### To do
Show each line of the data below that has the string "down" in it.

- - - -

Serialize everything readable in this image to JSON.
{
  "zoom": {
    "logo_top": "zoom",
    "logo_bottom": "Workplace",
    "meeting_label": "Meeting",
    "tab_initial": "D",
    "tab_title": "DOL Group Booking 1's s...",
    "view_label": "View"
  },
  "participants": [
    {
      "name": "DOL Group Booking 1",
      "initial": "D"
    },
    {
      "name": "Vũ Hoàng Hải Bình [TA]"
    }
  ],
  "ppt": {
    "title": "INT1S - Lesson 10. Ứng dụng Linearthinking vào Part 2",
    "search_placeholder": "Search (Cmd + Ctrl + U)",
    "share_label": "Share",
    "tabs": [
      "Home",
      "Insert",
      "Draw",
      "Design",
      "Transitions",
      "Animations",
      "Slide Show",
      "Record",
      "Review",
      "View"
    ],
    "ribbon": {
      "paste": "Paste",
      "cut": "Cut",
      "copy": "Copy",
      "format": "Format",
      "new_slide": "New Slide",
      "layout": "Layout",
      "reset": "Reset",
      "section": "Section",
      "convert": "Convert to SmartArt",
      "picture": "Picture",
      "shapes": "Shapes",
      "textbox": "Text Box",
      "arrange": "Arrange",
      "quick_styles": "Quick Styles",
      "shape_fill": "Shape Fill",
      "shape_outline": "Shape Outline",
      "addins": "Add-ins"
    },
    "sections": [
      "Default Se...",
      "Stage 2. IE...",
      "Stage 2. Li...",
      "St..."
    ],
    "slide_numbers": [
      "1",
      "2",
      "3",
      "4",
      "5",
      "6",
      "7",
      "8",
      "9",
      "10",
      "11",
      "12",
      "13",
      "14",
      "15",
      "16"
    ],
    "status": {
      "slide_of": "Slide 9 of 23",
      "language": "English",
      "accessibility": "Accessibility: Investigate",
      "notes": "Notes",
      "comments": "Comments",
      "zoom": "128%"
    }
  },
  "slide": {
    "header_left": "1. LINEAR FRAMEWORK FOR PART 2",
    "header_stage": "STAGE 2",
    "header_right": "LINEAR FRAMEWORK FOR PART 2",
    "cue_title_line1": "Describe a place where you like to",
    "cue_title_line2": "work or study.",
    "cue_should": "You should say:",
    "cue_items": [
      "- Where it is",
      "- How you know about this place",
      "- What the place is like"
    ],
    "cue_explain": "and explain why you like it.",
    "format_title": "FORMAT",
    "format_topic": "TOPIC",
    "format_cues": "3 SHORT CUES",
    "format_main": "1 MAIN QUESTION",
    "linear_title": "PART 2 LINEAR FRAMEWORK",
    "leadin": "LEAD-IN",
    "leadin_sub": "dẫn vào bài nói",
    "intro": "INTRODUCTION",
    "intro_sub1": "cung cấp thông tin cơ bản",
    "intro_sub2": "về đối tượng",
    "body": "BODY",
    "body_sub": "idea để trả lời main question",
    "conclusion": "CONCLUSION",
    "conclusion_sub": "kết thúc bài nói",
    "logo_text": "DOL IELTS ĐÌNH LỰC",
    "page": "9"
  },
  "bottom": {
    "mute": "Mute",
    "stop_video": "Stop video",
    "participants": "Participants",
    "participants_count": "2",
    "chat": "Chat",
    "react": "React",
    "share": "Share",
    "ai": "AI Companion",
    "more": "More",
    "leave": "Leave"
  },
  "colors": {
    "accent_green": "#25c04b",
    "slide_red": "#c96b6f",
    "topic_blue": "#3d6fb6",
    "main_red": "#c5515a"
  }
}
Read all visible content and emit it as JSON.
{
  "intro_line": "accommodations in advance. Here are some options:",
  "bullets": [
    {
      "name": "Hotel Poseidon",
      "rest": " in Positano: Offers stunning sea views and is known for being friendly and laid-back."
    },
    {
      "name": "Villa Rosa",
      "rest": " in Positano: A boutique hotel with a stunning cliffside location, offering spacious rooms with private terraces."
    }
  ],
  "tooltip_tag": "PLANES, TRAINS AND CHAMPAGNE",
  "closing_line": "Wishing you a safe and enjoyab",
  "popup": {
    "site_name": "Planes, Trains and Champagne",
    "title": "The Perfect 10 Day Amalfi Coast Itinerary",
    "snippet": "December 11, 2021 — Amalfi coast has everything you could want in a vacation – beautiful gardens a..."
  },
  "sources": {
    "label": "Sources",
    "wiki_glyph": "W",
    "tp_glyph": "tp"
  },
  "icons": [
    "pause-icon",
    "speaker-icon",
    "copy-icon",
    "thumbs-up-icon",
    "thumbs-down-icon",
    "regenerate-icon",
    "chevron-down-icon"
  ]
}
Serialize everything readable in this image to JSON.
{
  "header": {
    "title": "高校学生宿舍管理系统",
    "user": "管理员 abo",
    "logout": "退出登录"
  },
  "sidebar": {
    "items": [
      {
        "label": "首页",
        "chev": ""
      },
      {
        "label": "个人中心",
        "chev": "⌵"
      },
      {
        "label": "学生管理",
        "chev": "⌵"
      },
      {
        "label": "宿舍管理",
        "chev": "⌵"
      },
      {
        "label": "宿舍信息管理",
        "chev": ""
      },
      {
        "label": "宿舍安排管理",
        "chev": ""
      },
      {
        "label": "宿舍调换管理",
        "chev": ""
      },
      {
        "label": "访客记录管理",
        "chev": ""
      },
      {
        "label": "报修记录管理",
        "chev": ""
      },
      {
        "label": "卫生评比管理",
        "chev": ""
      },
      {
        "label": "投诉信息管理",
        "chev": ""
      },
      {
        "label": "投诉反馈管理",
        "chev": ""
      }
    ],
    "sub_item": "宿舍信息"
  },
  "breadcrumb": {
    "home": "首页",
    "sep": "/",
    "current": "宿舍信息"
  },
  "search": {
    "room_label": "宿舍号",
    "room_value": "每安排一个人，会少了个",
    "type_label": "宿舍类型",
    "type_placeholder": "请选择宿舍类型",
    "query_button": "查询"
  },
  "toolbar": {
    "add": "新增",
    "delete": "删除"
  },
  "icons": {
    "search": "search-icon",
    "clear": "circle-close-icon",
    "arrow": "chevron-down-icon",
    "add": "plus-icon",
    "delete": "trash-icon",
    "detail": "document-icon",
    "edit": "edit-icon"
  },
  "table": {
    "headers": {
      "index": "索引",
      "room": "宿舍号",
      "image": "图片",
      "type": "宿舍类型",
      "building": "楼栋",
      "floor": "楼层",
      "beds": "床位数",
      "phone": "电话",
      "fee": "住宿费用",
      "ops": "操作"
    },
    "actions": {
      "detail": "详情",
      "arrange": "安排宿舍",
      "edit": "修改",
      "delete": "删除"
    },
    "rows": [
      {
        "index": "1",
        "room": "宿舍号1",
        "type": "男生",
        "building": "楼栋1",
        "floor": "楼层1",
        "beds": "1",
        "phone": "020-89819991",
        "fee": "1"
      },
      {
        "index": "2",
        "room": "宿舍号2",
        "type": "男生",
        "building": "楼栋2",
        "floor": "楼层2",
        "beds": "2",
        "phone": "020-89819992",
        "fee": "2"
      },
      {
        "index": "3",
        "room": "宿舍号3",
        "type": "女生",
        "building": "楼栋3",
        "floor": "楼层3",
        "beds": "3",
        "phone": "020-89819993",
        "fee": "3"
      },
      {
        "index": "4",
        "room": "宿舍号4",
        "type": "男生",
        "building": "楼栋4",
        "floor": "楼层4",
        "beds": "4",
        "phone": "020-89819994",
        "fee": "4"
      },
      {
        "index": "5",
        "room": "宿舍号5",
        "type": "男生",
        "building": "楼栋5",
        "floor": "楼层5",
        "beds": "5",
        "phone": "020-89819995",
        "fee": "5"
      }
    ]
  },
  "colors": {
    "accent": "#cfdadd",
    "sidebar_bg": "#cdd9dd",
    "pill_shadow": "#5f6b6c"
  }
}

- - - -

### Correct answer
    "thumbs-down-icon",
    "chevron-down-icon"
    "arrow": "chevron-down-icon",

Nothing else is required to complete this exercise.